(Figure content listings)
----

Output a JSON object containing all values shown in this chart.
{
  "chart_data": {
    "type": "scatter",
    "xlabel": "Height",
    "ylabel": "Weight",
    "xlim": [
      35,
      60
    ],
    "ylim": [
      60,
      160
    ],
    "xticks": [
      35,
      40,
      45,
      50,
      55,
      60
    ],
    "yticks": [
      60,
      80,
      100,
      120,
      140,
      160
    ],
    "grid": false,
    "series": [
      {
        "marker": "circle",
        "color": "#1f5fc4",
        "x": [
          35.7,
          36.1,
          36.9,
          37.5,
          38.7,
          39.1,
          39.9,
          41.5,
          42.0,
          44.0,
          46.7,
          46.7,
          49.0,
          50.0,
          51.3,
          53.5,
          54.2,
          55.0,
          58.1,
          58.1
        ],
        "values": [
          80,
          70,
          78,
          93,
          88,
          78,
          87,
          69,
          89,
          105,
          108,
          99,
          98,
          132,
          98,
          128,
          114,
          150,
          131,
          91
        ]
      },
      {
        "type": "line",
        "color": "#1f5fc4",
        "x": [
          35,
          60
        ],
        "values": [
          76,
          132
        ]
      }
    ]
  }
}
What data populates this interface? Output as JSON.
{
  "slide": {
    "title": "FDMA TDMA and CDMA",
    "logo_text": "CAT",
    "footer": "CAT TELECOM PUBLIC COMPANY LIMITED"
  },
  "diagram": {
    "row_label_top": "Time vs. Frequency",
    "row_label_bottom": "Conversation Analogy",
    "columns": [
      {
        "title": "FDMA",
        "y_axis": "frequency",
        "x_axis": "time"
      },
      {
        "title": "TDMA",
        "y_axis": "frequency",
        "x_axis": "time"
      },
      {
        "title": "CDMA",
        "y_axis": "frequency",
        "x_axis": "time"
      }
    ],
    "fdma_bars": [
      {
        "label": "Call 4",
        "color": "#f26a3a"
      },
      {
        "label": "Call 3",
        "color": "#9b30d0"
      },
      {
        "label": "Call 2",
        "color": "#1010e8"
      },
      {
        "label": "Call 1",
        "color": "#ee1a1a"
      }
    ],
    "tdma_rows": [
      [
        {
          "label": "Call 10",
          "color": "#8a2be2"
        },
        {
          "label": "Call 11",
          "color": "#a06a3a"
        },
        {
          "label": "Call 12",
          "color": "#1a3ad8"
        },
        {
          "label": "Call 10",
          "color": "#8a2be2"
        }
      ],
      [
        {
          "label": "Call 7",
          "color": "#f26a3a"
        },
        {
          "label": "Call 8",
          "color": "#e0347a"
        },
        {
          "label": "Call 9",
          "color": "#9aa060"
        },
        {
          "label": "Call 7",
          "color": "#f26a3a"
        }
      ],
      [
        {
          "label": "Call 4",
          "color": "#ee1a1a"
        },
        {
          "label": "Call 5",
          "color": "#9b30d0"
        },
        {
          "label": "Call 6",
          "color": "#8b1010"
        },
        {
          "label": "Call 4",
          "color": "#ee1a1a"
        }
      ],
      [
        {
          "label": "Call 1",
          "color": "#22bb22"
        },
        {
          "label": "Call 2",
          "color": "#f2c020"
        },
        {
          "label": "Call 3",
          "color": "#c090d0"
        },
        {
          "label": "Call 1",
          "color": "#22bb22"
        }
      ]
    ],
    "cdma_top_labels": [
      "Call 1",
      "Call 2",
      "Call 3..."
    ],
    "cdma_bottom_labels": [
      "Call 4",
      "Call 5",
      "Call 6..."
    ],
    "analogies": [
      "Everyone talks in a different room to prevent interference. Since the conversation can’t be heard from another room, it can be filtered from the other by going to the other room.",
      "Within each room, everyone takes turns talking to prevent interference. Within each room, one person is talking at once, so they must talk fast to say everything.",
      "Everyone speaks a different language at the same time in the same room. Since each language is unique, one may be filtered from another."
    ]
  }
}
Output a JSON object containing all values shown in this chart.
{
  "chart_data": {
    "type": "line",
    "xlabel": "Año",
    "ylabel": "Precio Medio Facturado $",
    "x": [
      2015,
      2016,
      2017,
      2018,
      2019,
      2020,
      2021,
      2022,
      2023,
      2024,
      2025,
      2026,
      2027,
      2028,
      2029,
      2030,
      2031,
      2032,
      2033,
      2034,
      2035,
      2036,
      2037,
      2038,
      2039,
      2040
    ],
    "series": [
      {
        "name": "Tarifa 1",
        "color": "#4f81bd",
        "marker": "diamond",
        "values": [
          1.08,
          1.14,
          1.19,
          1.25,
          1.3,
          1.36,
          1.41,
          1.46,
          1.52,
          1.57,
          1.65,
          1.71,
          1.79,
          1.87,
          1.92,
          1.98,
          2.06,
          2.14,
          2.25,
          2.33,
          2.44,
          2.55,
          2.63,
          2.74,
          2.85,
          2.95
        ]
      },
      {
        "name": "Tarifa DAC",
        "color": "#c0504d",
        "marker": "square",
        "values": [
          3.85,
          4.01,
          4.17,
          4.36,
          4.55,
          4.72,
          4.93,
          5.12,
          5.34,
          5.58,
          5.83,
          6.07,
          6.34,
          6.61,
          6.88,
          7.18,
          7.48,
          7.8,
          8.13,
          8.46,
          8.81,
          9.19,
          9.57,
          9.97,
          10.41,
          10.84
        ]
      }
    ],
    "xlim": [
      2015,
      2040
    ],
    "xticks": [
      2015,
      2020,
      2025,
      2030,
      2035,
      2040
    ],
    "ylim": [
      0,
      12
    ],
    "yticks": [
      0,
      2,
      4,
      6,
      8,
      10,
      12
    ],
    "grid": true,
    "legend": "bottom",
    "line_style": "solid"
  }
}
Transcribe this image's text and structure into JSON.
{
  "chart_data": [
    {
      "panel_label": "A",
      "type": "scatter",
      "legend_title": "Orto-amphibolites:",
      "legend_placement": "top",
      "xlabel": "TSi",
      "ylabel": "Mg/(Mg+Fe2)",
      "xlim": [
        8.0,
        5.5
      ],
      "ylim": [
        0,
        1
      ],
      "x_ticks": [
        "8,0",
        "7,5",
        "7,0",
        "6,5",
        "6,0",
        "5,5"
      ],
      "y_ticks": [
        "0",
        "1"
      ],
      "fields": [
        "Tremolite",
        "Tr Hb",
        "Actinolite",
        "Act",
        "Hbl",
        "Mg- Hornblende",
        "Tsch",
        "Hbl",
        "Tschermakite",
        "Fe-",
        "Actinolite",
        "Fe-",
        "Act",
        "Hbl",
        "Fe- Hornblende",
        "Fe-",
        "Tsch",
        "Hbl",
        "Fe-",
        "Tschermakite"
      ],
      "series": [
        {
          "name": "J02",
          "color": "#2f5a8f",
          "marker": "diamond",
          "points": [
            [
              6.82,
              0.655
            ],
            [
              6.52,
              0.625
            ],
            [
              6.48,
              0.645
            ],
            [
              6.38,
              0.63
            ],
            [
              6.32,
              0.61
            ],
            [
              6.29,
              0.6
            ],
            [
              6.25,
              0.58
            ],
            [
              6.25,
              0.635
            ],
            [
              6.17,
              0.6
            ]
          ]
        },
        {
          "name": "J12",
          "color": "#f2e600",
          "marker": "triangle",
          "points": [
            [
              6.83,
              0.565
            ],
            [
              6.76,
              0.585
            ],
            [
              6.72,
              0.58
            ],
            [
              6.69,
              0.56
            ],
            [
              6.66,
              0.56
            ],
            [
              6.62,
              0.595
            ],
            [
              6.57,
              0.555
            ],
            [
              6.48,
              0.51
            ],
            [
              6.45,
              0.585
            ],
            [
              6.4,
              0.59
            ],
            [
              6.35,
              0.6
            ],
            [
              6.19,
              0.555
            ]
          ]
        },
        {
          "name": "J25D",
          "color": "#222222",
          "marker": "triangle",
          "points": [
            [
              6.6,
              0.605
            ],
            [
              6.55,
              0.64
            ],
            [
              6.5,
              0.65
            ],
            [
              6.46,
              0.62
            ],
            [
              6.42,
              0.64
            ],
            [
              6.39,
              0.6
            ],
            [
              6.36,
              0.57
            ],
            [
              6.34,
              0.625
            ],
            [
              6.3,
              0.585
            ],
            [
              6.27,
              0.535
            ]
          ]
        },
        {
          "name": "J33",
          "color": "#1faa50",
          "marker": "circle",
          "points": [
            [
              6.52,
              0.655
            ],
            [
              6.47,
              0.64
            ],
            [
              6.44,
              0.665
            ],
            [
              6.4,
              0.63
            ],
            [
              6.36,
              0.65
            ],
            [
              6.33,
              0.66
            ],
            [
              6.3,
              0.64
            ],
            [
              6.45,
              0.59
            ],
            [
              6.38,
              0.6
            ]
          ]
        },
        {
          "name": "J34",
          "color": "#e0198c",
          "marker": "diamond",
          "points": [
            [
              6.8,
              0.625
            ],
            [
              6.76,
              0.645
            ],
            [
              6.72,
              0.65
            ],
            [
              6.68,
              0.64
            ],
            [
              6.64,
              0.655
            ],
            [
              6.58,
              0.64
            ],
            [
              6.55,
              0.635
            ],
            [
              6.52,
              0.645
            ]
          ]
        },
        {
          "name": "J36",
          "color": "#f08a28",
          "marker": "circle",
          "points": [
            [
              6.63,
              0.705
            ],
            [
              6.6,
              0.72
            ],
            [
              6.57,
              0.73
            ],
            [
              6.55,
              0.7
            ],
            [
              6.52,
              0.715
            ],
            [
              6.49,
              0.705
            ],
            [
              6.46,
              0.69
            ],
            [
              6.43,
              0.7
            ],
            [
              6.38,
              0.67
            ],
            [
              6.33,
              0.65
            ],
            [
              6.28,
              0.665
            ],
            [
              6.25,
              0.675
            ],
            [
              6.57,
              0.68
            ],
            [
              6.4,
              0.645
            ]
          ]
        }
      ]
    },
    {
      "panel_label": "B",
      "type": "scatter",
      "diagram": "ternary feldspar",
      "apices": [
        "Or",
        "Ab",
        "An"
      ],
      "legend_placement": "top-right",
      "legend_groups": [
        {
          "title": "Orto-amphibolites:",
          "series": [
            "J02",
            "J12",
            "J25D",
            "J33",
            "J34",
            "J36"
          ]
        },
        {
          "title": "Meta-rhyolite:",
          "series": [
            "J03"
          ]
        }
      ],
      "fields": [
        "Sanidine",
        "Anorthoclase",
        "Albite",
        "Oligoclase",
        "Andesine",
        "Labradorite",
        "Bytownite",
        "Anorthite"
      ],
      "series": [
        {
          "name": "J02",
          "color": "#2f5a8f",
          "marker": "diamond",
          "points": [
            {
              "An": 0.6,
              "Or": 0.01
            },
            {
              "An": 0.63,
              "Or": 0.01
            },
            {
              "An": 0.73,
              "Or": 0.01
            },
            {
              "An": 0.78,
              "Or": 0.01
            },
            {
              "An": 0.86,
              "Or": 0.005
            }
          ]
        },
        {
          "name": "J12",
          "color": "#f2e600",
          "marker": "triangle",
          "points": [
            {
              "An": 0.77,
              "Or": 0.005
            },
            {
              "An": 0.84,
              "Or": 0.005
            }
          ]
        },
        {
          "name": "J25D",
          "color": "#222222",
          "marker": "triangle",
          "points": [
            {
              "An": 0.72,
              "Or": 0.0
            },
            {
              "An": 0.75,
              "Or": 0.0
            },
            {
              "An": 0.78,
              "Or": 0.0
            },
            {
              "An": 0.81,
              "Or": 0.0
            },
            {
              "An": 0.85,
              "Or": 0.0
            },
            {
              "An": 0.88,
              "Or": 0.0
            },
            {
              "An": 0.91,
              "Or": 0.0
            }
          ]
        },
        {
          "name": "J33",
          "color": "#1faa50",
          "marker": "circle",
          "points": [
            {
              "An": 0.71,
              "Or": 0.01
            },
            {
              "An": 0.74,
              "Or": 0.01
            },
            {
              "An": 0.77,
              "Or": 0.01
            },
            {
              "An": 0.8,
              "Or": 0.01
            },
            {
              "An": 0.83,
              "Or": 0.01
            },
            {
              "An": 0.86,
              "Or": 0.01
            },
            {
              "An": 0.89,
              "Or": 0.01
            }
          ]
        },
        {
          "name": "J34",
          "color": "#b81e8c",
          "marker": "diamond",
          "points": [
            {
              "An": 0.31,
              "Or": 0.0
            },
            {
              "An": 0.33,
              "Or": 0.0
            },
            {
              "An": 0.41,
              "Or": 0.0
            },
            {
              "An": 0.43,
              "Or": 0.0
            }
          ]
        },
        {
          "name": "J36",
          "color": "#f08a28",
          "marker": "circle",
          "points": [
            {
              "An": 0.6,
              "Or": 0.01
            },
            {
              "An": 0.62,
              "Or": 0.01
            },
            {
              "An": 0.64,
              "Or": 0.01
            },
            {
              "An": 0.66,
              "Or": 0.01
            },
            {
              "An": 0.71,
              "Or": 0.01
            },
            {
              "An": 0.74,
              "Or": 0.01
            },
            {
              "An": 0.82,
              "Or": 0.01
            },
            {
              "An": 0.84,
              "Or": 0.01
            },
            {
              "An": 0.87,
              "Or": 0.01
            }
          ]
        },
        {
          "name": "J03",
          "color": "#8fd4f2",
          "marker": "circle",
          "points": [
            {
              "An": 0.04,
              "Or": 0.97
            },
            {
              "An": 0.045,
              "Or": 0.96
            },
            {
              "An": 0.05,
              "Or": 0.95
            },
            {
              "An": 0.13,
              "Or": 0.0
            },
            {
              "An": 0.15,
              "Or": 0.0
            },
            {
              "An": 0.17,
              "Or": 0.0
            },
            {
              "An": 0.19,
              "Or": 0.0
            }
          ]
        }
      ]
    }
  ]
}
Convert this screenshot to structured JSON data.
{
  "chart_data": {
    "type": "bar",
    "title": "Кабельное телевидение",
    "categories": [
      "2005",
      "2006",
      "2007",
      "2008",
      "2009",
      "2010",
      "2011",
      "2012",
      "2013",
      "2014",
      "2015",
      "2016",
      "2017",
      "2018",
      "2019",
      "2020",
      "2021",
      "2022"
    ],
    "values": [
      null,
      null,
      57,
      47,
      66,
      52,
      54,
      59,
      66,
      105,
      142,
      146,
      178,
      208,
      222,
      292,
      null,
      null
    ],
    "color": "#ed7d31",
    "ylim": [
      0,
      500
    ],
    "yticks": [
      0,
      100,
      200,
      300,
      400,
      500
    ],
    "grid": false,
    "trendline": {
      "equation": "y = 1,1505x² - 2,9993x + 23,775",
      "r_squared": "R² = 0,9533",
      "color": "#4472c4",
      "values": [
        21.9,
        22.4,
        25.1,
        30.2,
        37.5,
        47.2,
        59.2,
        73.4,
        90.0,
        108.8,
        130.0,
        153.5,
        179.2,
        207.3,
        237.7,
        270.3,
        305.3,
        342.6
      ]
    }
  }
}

----

**Exercise directions:** In the records above, find each line holding "JSON" and copy it.

**Answer for the task:**
Output a JSON object containing all values shown in this chart.
What data populates this interface? Output as JSON.
Output a JSON object containing all values shown in this chart.
Transcribe this image's text and structure into JSON.
Convert this screenshot to structured JSON data.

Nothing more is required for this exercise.